▶ Goal
Return the listing word for word, as given.

▶ Provided material

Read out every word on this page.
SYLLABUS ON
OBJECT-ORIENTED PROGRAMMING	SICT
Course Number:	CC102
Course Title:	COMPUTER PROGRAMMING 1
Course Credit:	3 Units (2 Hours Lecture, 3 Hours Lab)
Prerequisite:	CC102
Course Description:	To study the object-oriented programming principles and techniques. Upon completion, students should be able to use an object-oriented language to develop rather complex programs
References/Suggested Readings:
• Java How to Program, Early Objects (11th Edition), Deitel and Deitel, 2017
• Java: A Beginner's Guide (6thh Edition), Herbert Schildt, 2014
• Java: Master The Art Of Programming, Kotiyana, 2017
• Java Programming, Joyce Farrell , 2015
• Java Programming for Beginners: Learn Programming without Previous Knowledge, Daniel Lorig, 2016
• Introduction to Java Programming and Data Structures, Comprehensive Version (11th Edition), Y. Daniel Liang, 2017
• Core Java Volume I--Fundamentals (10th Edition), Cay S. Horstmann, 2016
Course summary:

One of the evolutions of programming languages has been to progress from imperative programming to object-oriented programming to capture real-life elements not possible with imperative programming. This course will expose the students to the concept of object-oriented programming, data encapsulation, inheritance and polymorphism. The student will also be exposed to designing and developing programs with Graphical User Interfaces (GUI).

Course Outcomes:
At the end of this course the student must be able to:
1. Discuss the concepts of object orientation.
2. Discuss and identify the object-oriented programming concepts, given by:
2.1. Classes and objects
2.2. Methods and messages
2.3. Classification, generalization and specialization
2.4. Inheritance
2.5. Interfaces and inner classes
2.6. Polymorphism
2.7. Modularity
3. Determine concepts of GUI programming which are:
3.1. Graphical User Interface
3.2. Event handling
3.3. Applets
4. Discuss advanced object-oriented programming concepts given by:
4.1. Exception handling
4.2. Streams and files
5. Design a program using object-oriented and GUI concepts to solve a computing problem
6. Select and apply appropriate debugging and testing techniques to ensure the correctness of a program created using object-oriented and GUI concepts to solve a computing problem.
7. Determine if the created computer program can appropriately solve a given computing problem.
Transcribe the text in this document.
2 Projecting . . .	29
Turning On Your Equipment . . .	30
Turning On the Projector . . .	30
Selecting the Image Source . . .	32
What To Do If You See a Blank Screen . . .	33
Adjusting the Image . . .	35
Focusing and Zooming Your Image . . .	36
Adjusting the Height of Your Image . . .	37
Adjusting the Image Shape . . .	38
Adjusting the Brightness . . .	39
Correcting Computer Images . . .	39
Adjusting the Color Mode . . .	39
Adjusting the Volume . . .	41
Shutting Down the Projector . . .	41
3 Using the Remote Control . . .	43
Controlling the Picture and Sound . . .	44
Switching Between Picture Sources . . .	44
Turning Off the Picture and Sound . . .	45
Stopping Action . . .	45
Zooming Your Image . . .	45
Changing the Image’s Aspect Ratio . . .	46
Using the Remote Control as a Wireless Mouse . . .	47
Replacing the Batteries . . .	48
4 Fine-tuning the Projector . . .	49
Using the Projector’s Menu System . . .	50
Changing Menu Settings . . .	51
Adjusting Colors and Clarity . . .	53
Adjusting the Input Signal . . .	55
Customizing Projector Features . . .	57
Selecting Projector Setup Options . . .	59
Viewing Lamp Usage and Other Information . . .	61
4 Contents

▶ Reply
Read out every word on this page.
SYLLABUS ON
OBJECT-ORIENTED PROGRAMMING	SICT
Course Number:	CC102
Course Title:	COMPUTER PROGRAMMING 1
Course Credit:	3 Units (2 Hours Lecture, 3 Hours Lab)
Prerequisite:	CC102
Course Description:	To study the object-oriented programming principles and techniques. Upon completion, students should be able to use an object-oriented language to develop rather complex programs
References/Suggested Readings:
• Java How to Program, Early Objects (11th Edition), Deitel and Deitel, 2017
• Java: A Beginner's Guide (6thh Edition), Herbert Schildt, 2014
• Java: Master The Art Of Programming, Kotiyana, 2017
• Java Programming, Joyce Farrell , 2015
• Java Programming for Beginners: Learn Programming without Previous Knowledge, Daniel Lorig, 2016
• Introduction to Java Programming and Data Structures, Comprehensive Version (11th Edition), Y. Daniel Liang, 2017
• Core Java Volume I--Fundamentals (10th Edition), Cay S. Horstmann, 2016
Course summary:

One of the evolutions of programming languages has been to progress from imperative programming to object-oriented programming to capture real-life elements not possible with imperative programming. This course will expose the students to the concept of object-oriented programming, data encapsulation, inheritance and polymorphism. The student will also be exposed to designing and developing programs with Graphical User Interfaces (GUI).

Course Outcomes:
At the end of this course the student must be able to:
1. Discuss the concepts of object orientation.
2. Discuss and identify the object-oriented programming concepts, given by:
2.1. Classes and objects
2.2. Methods and messages
2.3. Classification, generalization and specialization
2.4. Inheritance
2.5. Interfaces and inner classes
2.6. Polymorphism
2.7. Modularity
3. Determine concepts of GUI programming which are:
3.1. Graphical User Interface
3.2. Event handling
3.3. Applets
4. Discuss advanced object-oriented programming concepts given by:
4.1. Exception handling
4.2. Streams and files
5. Design a program using object-oriented and GUI concepts to solve a computing problem
6. Select and apply appropriate debugging and testing techniques to ensure the correctness of a program created using object-oriented and GUI concepts to solve a computing problem.
7. Determine if the created computer program can appropriately solve a given computing problem.
Transcribe the text in this document.
2 Projecting . . .	29
Turning On Your Equipment . . .	30
Turning On the Projector . . .	30
Selecting the Image Source . . .	32
What To Do If You See a Blank Screen . . .	33
Adjusting the Image . . .	35
Focusing and Zooming Your Image . . .	36
Adjusting the Height of Your Image . . .	37
Adjusting the Image Shape . . .	38
Adjusting the Brightness . . .	39
Correcting Computer Images . . .	39
Adjusting the Color Mode . . .	39
Adjusting the Volume . . .	41
Shutting Down the Projector . . .	41
3 Using the Remote Control . . .	43
Controlling the Picture and Sound . . .	44
Switching Between Picture Sources . . .	44
Turning Off the Picture and Sound . . .	45
Stopping Action . . .	45
Zooming Your Image . . .	45
Changing the Image’s Aspect Ratio . . .	46
Using the Remote Control as a Wireless Mouse . . .	47
Replacing the Batteries . . .	48
4 Fine-tuning the Projector . . .	49
Using the Projector’s Menu System . . .	50
Changing Menu Settings . . .	51
Adjusting Colors and Clarity . . .	53
Adjusting the Input Signal . . .	55
Customizing Projector Features . . .	57
Selecting Projector Setup Options . . .	59
Viewing Lamp Usage and Other Information . . .	61
4 Contents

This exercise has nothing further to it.